Set task 1: Rewrite the stretch of rows from the start through the line containing "settings-icon[interactable] [204,5,218,19]", replacing "annotation" with "callout" and leaving everything else unchanged.

Excerpt provided:
□ □ □

Tasmanian devils on Maria Island Tasmania

They have Tasmanian devils on Tasmania too and from what I’ve heard, they are less shy than on the main land. I’d rather not run into one though as their teeth are incredibly sharp and they can make a bite very painful. Luckily Tasmanian devils are typically nocturnal animals and the chance of running into them during the day is very small. When I wake up during the night I hear a sound just outside of the tent. I have left my garbage in a bag outside and when I take a look, I notice something has been trying to steal some leftovers. Just when I’m about to go back to sleep, I hear a loud cry. It has to be a Tasmania devil. The sound frightens me as it sounded rather close. It makes me realize that not running into one is probably a good thing.
 

Day two on Maria Island

The next morning it’s time to break up camp again. I have another two days of biking ahead of me before I’m back in Hobart and have to return my bike. Before the boat to Triabunna leaves, I make a short hike to the Fossil Cliffs on the eastern side of the island. This is obviously the wilder side of the island as the rock formations are dramatic and stunning at the same tie. Soon after it’s time to head back to Darlington and catch the ferry to the main land. I say goodbye to Maria Island, the park ranger and the wombats. I feel sad that I only got to spend 24 hours here because I’d have loved to check out some of the longer hikes on Maria Island. However I’m rather short on time and I’m back on Tasmania’s main land before I know it, enriched with an amazing natural experience.

□ □ □

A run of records
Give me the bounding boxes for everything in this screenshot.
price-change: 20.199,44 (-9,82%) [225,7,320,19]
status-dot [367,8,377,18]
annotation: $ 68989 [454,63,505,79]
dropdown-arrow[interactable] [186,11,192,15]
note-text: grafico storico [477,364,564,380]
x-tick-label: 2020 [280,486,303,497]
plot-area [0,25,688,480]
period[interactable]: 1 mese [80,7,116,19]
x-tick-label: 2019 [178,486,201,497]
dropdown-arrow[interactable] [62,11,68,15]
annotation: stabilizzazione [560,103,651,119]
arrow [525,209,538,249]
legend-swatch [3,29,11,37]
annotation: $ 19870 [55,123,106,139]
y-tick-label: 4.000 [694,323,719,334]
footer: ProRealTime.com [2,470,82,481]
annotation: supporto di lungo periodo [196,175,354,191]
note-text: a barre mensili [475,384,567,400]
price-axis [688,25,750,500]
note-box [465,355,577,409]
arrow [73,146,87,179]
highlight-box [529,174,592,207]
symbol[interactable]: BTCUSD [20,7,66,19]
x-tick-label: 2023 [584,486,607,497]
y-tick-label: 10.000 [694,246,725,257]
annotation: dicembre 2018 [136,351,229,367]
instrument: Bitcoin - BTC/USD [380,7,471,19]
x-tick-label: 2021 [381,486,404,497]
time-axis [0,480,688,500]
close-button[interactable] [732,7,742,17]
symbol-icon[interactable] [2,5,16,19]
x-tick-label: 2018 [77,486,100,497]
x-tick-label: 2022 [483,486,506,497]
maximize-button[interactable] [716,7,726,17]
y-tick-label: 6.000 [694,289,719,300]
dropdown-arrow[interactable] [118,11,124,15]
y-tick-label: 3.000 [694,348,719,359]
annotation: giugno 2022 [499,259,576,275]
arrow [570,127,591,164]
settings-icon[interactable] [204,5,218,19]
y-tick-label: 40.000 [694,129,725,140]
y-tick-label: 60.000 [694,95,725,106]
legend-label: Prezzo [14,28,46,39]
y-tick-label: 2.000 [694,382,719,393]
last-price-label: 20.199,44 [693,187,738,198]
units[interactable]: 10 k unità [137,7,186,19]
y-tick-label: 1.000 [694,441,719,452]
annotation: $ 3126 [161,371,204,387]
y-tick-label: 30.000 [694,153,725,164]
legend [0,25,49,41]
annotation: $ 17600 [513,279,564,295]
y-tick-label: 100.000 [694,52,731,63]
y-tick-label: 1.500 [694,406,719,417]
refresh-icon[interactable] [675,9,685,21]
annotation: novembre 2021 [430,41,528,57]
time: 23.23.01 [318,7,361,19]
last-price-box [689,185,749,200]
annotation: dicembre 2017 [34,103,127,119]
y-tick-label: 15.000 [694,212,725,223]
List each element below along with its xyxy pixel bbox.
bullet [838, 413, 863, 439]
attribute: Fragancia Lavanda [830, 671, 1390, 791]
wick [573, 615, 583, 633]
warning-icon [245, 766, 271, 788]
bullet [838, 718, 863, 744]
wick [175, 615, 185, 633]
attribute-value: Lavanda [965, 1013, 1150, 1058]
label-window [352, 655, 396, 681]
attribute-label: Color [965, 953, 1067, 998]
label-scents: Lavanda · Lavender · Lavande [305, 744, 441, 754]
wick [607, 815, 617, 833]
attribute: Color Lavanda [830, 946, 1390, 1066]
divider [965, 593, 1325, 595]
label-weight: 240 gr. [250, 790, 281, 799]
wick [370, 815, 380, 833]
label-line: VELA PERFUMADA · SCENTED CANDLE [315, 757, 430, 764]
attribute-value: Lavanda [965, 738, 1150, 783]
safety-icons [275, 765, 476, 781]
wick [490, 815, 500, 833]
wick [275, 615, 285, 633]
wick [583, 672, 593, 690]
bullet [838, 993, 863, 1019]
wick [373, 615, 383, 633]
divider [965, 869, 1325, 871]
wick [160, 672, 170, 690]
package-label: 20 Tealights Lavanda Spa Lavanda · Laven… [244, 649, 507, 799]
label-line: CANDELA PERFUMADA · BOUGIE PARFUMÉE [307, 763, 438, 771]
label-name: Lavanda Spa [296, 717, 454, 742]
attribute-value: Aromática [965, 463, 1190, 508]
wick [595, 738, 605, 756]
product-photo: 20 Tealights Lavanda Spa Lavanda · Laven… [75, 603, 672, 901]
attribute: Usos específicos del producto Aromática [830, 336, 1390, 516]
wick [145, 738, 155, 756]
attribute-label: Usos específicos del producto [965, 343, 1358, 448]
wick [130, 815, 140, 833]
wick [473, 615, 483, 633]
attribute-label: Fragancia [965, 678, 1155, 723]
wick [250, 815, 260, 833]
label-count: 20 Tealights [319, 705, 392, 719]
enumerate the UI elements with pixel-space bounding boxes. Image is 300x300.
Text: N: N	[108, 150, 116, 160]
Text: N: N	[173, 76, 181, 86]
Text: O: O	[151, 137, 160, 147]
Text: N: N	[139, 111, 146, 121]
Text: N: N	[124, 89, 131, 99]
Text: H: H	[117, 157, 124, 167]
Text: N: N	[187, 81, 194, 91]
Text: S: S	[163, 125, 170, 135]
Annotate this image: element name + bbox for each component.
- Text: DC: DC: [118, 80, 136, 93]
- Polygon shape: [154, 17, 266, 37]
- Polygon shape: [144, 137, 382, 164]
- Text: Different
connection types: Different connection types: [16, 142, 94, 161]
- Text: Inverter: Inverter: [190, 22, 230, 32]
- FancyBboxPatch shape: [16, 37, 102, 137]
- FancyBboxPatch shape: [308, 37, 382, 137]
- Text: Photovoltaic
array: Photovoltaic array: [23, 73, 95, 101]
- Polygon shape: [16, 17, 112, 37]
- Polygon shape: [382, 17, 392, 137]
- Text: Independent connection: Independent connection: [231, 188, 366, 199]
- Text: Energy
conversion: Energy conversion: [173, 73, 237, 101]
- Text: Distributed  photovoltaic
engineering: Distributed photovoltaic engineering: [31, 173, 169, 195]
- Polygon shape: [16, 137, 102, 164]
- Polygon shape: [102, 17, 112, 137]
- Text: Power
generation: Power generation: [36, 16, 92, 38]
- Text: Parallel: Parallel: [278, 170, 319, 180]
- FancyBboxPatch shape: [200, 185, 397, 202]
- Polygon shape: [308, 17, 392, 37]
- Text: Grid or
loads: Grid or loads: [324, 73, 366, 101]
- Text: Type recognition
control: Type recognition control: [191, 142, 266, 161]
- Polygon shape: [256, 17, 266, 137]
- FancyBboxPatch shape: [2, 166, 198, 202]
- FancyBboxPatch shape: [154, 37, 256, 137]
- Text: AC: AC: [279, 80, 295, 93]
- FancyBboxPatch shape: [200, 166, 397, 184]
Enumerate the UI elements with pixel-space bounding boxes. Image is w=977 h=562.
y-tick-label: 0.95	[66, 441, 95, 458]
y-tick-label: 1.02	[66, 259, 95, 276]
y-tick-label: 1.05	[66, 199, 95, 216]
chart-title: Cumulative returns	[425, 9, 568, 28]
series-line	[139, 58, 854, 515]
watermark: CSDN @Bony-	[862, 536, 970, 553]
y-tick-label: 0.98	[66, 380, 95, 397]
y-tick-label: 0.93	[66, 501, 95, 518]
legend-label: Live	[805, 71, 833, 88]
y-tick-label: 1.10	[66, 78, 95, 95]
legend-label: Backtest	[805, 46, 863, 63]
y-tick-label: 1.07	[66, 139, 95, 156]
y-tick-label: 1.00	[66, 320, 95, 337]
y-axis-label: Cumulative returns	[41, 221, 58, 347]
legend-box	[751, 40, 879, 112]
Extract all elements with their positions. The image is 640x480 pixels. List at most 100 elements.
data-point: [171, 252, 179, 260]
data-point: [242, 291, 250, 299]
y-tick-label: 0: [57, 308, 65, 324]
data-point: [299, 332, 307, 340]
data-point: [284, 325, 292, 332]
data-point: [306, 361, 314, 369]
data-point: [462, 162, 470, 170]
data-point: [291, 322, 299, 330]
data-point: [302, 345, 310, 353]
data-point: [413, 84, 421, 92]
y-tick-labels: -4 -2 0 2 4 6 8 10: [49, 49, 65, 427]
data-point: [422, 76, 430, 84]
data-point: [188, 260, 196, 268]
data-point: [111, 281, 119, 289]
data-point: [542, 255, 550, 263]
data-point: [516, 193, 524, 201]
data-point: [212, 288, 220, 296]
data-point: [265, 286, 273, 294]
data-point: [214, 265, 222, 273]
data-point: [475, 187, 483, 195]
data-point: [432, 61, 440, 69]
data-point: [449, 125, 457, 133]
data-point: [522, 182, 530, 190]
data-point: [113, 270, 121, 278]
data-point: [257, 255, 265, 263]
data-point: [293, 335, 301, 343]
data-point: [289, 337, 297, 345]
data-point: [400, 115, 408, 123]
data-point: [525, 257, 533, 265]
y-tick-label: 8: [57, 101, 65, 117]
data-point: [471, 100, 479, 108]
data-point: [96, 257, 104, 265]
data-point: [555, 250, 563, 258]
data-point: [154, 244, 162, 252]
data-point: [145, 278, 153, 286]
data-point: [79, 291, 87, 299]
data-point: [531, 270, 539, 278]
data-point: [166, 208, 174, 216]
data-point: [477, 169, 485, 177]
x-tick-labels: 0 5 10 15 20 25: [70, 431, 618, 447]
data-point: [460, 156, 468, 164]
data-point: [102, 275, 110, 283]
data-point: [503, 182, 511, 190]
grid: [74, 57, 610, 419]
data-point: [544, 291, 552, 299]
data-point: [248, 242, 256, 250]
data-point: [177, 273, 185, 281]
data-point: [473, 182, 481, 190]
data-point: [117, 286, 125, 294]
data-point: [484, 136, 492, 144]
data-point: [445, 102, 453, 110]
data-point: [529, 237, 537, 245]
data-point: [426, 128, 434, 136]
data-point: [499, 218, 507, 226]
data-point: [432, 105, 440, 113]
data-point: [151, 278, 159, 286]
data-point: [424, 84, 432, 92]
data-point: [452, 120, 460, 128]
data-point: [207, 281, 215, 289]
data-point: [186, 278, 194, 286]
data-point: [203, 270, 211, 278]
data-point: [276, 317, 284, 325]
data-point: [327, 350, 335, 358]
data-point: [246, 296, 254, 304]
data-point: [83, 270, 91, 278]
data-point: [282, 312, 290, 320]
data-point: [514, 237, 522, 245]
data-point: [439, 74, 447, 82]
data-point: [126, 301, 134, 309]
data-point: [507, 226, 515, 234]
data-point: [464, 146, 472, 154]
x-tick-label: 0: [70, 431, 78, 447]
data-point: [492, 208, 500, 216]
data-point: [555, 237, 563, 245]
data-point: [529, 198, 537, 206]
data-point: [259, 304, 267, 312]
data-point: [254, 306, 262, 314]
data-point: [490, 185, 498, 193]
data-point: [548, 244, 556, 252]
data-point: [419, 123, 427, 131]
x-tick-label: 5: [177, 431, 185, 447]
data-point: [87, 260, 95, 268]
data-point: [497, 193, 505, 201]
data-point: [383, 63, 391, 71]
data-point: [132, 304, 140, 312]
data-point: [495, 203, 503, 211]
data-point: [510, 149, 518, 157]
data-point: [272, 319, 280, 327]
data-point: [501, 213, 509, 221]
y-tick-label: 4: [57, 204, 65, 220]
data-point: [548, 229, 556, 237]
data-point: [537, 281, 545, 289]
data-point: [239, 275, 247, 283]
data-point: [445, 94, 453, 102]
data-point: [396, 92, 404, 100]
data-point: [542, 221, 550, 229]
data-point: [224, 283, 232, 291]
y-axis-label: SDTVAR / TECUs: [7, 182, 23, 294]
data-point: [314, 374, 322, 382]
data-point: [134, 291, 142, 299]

□ □ □

Set task 2: Name every place that the Maria Island travel excerpt mentions by name.

Written answer 1:
Give me the bounding boxes for everything in this screenshot.
price-change: 20.199,44 (-9,82%) [225,7,320,19]
status-dot [367,8,377,18]
callout: $ 68989 [454,63,505,79]
dropdown-arrow[interactable] [186,11,192,15]
note-text: grafico storico [477,364,564,380]
x-tick-label: 2020 [280,486,303,497]
plot-area [0,25,688,480]
period[interactable]: 1 mese [80,7,116,19]
x-tick-label: 2019 [178,486,201,497]
dropdown-arrow[interactable] [62,11,68,15]
callout: stabilizzazione [560,103,651,119]
arrow [525,209,538,249]
legend-swatch [3,29,11,37]
callout: $ 19870 [55,123,106,139]
y-tick-label: 4.000 [694,323,719,334]
footer: ProRealTime.com [2,470,82,481]
callout: supporto di lungo periodo [196,175,354,191]
note-text: a barre mensili [475,384,567,400]
price-axis [688,25,750,500]
note-box [465,355,577,409]
arrow [73,146,87,179]
highlight-box [529,174,592,207]
symbol[interactable]: BTCUSD [20,7,66,19]
x-tick-label: 2023 [584,486,607,497]
y-tick-label: 10.000 [694,246,725,257]
callout: dicembre 2018 [136,351,229,367]
instrument: Bitcoin - BTC/USD [380,7,471,19]
x-tick-label: 2021 [381,486,404,497]
time-axis [0,480,688,500]
close-button[interactable] [732,7,742,17]
symbol-icon[interactable] [2,5,16,19]
x-tick-label: 2018 [77,486,100,497]
x-tick-label: 2022 [483,486,506,497]
maximize-button[interactable] [716,7,726,17]
y-tick-label: 6.000 [694,289,719,300]
dropdown-arrow[interactable] [118,11,124,15]
y-tick-label: 3.000 [694,348,719,359]
callout: giugno 2022 [499,259,576,275]
arrow [570,127,591,164]
settings-icon[interactable] [204,5,218,19]

Written answer 2: Maria Island, Tasmania, Hobart, Triabunna, Fossil Cliffs, Darlington